Find the lines containing "lekarz" and say how many there are, with no other words.

/---

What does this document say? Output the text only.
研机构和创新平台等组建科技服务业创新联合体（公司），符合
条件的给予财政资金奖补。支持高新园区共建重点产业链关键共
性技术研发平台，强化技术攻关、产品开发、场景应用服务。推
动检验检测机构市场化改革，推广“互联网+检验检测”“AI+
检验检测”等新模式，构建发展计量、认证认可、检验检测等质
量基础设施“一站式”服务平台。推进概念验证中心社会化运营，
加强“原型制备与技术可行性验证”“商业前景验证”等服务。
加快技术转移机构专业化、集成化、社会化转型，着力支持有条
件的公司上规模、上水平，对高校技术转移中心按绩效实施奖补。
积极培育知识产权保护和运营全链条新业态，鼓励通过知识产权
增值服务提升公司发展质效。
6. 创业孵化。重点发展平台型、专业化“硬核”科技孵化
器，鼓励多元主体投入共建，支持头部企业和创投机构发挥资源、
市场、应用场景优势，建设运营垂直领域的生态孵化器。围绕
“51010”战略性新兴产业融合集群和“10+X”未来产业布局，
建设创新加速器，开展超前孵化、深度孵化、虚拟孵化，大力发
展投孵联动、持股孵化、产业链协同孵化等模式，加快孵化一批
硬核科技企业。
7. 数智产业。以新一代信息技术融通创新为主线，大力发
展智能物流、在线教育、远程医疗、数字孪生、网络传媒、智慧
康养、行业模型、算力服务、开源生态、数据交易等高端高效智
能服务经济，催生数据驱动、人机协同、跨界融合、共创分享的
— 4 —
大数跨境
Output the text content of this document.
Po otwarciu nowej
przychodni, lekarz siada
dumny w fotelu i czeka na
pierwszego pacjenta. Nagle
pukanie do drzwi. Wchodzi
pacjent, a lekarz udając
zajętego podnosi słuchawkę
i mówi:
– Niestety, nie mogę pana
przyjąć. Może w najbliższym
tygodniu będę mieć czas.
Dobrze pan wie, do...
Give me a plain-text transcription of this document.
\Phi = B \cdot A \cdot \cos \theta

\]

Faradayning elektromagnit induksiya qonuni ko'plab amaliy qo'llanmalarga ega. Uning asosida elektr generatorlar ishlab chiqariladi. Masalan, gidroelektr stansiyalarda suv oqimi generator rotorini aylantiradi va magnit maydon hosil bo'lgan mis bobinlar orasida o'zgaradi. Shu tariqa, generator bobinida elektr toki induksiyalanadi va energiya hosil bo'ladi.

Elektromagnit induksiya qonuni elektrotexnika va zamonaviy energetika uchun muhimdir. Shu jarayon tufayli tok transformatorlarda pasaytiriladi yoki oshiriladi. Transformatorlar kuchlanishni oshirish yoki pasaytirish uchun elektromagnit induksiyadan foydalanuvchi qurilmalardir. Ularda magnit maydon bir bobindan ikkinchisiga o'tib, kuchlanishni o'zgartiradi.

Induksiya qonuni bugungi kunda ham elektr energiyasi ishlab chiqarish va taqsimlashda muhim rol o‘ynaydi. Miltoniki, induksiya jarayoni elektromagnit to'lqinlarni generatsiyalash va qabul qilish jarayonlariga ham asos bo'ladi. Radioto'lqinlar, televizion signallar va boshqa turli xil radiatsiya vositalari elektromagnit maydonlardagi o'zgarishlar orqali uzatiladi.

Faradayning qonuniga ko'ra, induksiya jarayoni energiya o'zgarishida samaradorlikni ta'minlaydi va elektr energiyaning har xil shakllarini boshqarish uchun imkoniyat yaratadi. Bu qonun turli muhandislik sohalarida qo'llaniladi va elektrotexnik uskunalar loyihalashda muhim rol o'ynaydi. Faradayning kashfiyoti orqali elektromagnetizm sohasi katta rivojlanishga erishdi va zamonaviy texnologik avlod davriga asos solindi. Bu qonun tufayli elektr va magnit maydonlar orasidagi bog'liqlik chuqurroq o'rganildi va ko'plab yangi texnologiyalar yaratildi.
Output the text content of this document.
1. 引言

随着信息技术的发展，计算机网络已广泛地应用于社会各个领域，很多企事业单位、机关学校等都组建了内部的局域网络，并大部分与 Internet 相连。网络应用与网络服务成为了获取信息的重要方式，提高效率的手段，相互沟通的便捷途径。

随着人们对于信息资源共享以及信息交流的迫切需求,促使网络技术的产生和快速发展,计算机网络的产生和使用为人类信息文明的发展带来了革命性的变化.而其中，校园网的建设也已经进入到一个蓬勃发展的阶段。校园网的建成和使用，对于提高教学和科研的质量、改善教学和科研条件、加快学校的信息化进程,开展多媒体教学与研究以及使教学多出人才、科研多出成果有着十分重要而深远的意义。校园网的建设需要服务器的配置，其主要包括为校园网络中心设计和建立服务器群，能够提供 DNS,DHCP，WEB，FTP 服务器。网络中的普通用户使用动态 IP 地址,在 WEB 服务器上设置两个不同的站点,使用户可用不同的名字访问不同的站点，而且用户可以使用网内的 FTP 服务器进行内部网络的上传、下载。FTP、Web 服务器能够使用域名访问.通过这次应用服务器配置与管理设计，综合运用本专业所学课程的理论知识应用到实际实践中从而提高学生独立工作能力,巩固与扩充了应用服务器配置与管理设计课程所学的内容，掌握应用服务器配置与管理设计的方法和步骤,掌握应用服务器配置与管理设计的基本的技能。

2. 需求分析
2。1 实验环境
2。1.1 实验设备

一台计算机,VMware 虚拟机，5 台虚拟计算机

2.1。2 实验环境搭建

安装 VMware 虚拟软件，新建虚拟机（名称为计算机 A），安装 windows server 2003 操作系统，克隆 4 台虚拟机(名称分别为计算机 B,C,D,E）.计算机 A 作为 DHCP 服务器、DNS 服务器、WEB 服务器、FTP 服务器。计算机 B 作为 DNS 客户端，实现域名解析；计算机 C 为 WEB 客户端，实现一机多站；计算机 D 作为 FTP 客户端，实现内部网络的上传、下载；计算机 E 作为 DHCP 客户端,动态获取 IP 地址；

\---

**SOLUTION BELOW:** 2